* Your task *
Transcribe every entry word for word. Skip the pictures.

-- start of Input for this task --

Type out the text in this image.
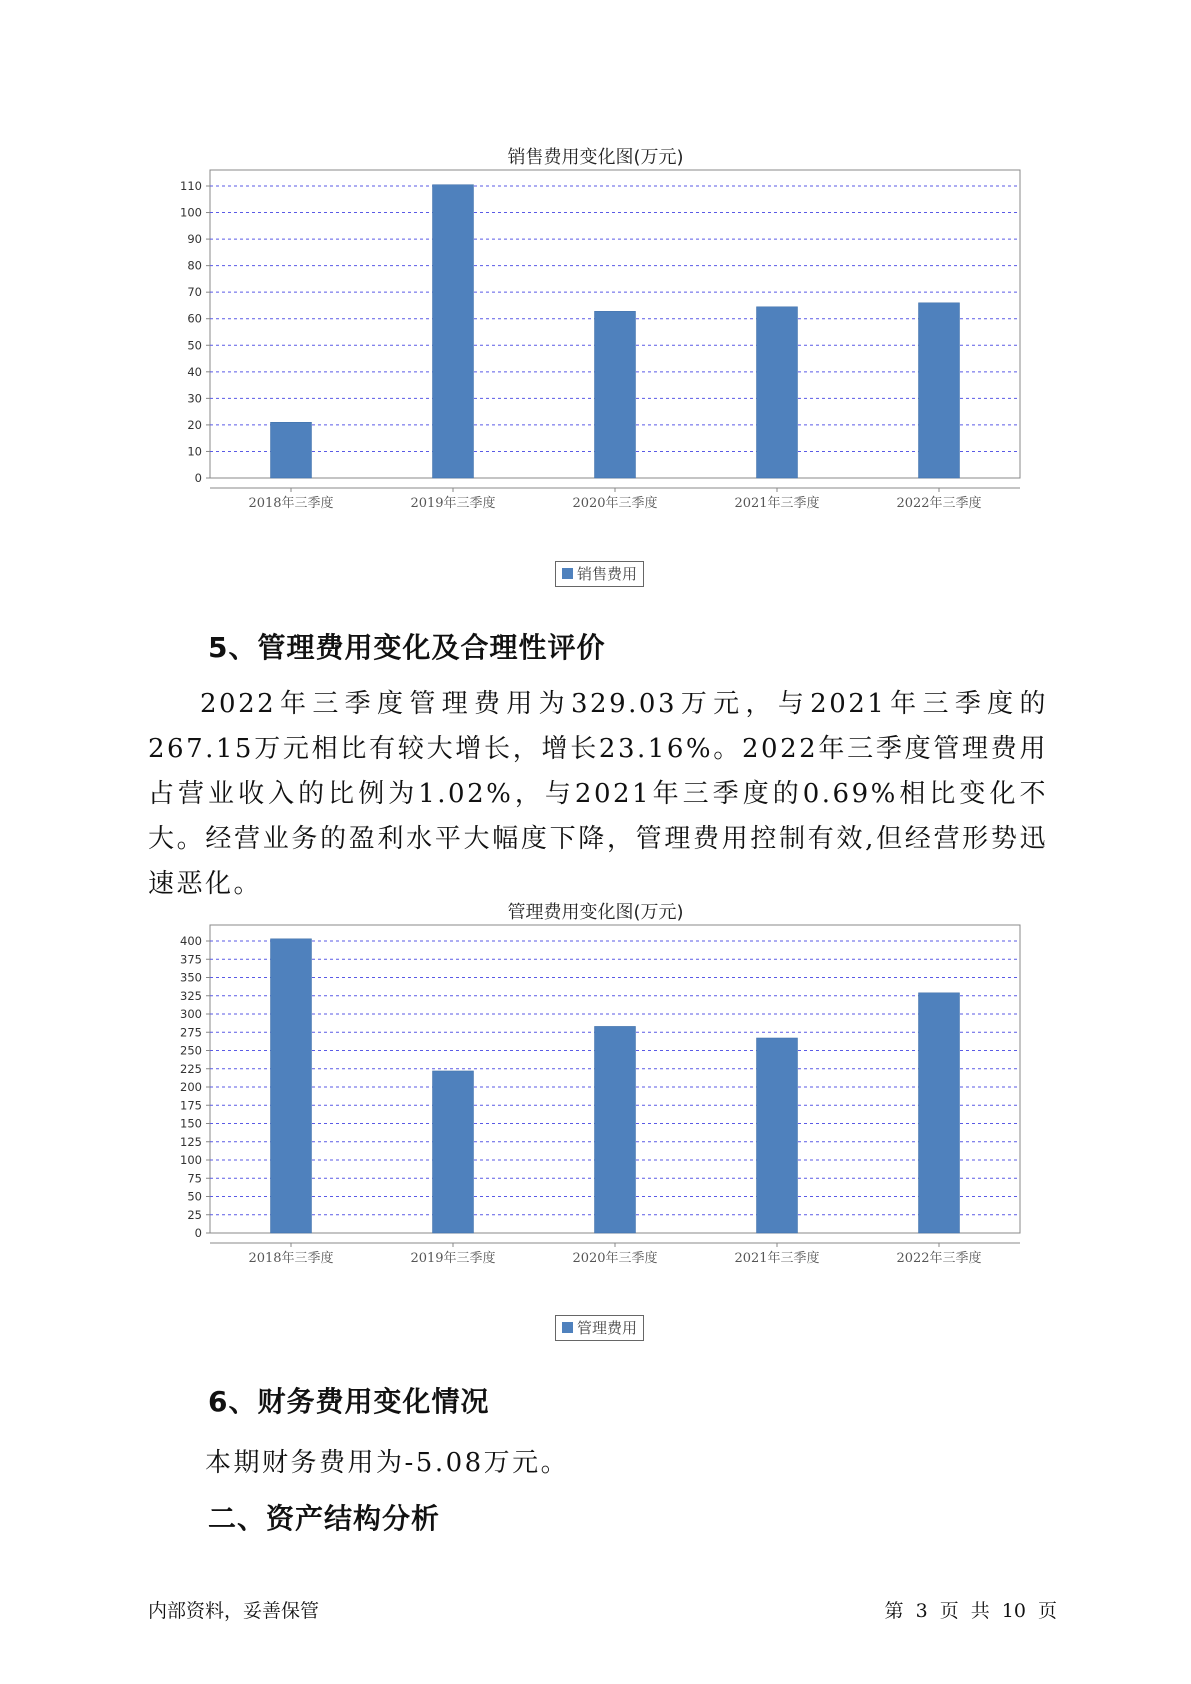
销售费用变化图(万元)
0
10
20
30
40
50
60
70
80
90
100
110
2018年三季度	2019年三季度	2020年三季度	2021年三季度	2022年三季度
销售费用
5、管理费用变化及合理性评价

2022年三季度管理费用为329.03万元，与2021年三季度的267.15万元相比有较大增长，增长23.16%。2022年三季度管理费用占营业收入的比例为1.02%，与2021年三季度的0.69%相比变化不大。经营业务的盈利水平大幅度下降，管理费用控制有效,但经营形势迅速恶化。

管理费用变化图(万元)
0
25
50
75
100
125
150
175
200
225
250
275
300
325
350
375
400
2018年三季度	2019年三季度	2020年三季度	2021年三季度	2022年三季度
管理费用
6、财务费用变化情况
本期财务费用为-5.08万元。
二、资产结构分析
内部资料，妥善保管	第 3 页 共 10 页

-- end of Input for this task --

* Result for this task *
Type out the text in this image.
销售费用变化图(万元)
0
10
20
30
40
50
60
70
80
90
100
110
2018年三季度	2019年三季度	2020年三季度	2021年三季度	2022年三季度
销售费用
5、管理费用变化及合理性评价

2022年三季度管理费用为329.03万元，与2021年三季度的267.15万元相比有较大增长，增长23.16%。2022年三季度管理费用占营业收入的比例为1.02%，与2021年三季度的0.69%相比变化不大。经营业务的盈利水平大幅度下降，管理费用控制有效,但经营形势迅速恶化。

管理费用变化图(万元)
0
25
50
75
100
125
150
175
200
225
250
275
300
325
350
375
400
2018年三季度	2019年三季度	2020年三季度	2021年三季度	2022年三季度
管理费用
6、财务费用变化情况
本期财务费用为-5.08万元。
二、资产结构分析
内部资料，妥善保管	第 3 页 共 10 页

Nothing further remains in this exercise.